Problem statement >> Lines containing the string "inputs" are to be collected in full.

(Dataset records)
####################
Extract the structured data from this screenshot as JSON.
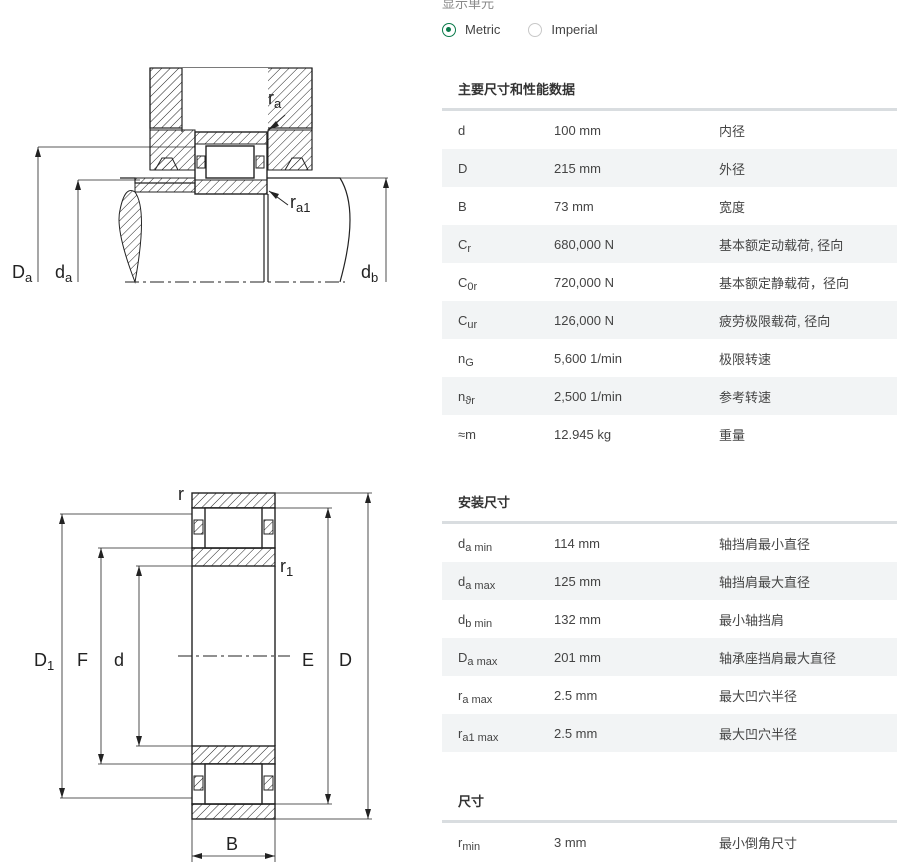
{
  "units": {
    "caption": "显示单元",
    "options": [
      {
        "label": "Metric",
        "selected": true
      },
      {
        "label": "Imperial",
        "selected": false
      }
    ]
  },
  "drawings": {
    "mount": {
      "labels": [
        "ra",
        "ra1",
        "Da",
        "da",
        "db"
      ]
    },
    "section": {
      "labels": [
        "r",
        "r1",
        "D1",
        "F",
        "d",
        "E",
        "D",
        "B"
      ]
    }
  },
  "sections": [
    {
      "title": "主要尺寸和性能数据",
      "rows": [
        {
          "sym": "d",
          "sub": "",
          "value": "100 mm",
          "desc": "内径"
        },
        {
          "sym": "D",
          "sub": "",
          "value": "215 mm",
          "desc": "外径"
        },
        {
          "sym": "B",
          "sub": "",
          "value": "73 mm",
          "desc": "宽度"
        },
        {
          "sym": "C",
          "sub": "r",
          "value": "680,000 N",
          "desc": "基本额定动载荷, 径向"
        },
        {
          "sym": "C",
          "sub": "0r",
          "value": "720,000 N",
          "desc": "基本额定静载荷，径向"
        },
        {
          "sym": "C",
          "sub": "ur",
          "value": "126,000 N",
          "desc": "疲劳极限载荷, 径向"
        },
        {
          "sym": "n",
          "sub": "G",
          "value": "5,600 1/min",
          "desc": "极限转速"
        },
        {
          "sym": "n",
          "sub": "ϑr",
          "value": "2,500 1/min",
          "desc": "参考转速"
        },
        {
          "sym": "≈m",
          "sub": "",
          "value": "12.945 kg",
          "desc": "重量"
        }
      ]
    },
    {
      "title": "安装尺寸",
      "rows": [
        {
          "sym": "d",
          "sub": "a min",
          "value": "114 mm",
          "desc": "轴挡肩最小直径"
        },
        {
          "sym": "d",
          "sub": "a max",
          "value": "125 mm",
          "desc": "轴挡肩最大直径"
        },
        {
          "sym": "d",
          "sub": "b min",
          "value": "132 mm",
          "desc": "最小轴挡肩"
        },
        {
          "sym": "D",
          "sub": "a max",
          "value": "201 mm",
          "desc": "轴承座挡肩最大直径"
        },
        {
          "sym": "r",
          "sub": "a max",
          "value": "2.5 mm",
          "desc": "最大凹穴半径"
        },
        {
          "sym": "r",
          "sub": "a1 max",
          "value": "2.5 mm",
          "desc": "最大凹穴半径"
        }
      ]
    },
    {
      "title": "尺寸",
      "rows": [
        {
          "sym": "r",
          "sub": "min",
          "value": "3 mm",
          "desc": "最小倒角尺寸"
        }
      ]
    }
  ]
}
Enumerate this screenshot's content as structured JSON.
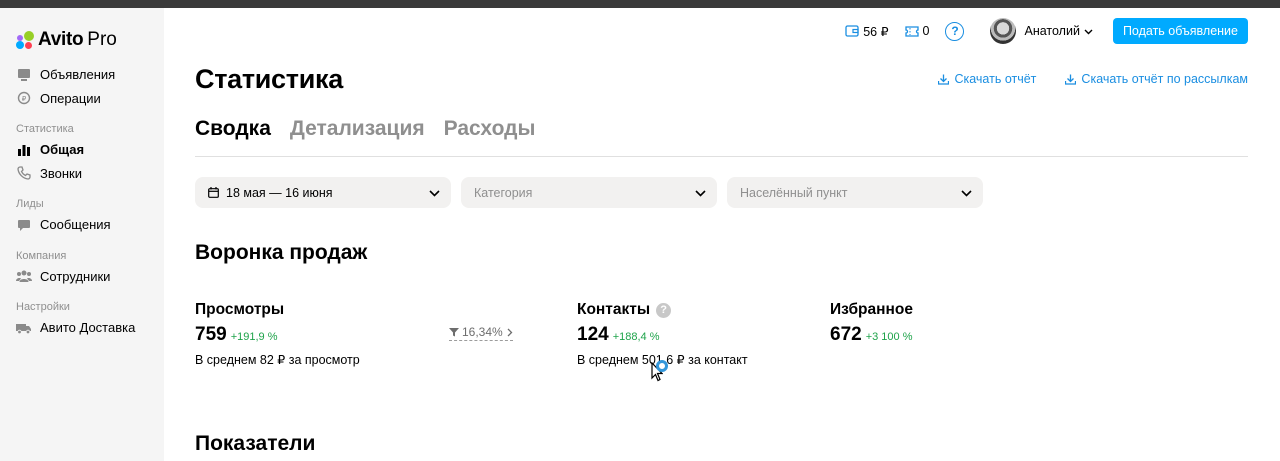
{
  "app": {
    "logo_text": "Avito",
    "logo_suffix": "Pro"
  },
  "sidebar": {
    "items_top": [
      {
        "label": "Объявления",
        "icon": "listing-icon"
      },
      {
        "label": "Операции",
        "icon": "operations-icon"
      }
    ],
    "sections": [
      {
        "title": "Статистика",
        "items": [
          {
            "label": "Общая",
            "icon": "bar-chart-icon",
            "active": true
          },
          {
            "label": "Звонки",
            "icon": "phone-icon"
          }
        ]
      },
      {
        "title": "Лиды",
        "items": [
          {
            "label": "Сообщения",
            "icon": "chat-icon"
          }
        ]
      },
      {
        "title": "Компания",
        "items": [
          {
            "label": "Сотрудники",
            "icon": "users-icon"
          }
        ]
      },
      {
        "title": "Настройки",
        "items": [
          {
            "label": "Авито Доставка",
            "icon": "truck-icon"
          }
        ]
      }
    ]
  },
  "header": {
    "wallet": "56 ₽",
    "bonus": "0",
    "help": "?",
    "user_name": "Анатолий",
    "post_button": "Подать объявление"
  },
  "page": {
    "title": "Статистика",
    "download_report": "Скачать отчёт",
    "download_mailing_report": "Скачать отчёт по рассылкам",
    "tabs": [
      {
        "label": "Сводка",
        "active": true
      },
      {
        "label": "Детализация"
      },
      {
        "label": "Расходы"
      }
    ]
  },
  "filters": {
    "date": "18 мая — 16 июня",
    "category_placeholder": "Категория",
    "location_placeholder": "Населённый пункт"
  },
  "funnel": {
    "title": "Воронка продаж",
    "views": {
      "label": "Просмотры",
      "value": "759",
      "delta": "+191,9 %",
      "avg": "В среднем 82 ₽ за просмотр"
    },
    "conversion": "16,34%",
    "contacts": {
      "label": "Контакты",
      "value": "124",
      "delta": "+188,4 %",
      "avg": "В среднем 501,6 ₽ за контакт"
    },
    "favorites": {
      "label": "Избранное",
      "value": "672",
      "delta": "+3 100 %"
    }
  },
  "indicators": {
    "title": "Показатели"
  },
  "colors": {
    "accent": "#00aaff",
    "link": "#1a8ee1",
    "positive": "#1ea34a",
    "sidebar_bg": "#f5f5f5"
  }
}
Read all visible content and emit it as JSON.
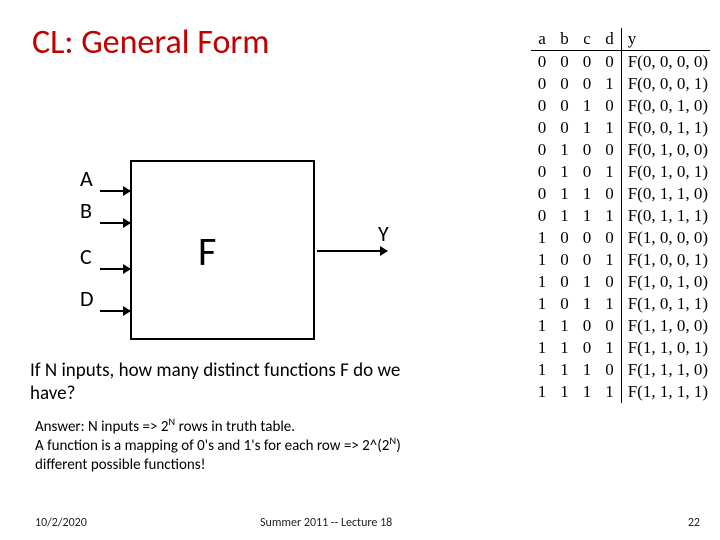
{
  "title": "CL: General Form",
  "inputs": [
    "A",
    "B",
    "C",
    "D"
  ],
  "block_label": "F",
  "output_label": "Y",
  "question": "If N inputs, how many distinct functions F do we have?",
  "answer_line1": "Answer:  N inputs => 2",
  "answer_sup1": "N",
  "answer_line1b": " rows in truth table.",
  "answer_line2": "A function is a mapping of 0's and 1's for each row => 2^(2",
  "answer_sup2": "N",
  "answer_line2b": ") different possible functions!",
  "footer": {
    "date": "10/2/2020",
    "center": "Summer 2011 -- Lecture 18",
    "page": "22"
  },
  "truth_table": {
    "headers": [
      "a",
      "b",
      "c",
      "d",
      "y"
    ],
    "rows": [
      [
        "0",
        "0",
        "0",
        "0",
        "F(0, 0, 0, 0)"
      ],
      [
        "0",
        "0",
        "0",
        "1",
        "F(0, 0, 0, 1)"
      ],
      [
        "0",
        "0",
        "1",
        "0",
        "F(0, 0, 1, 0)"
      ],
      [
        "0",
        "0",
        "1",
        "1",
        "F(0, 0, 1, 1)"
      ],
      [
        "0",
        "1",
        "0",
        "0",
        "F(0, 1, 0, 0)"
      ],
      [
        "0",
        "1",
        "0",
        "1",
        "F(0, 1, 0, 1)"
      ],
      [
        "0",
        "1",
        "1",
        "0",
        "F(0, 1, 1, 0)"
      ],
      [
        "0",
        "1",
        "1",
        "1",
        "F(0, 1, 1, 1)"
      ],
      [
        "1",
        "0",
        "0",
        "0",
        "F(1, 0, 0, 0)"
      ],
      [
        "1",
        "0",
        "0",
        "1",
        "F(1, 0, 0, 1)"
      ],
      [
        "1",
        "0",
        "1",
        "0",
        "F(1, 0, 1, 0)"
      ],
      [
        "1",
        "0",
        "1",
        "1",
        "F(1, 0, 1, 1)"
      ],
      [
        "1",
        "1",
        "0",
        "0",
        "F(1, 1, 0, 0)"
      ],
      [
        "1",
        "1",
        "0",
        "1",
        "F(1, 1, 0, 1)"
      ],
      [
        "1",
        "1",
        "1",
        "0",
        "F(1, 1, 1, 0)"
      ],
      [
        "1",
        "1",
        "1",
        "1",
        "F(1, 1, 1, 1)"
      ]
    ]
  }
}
####################
Reply to the exercise >>
  "inputs": [
  "question": "If N inputs, how many distinct functions F do we have?",
  "answer_line1": "Answer:  N inputs => 2",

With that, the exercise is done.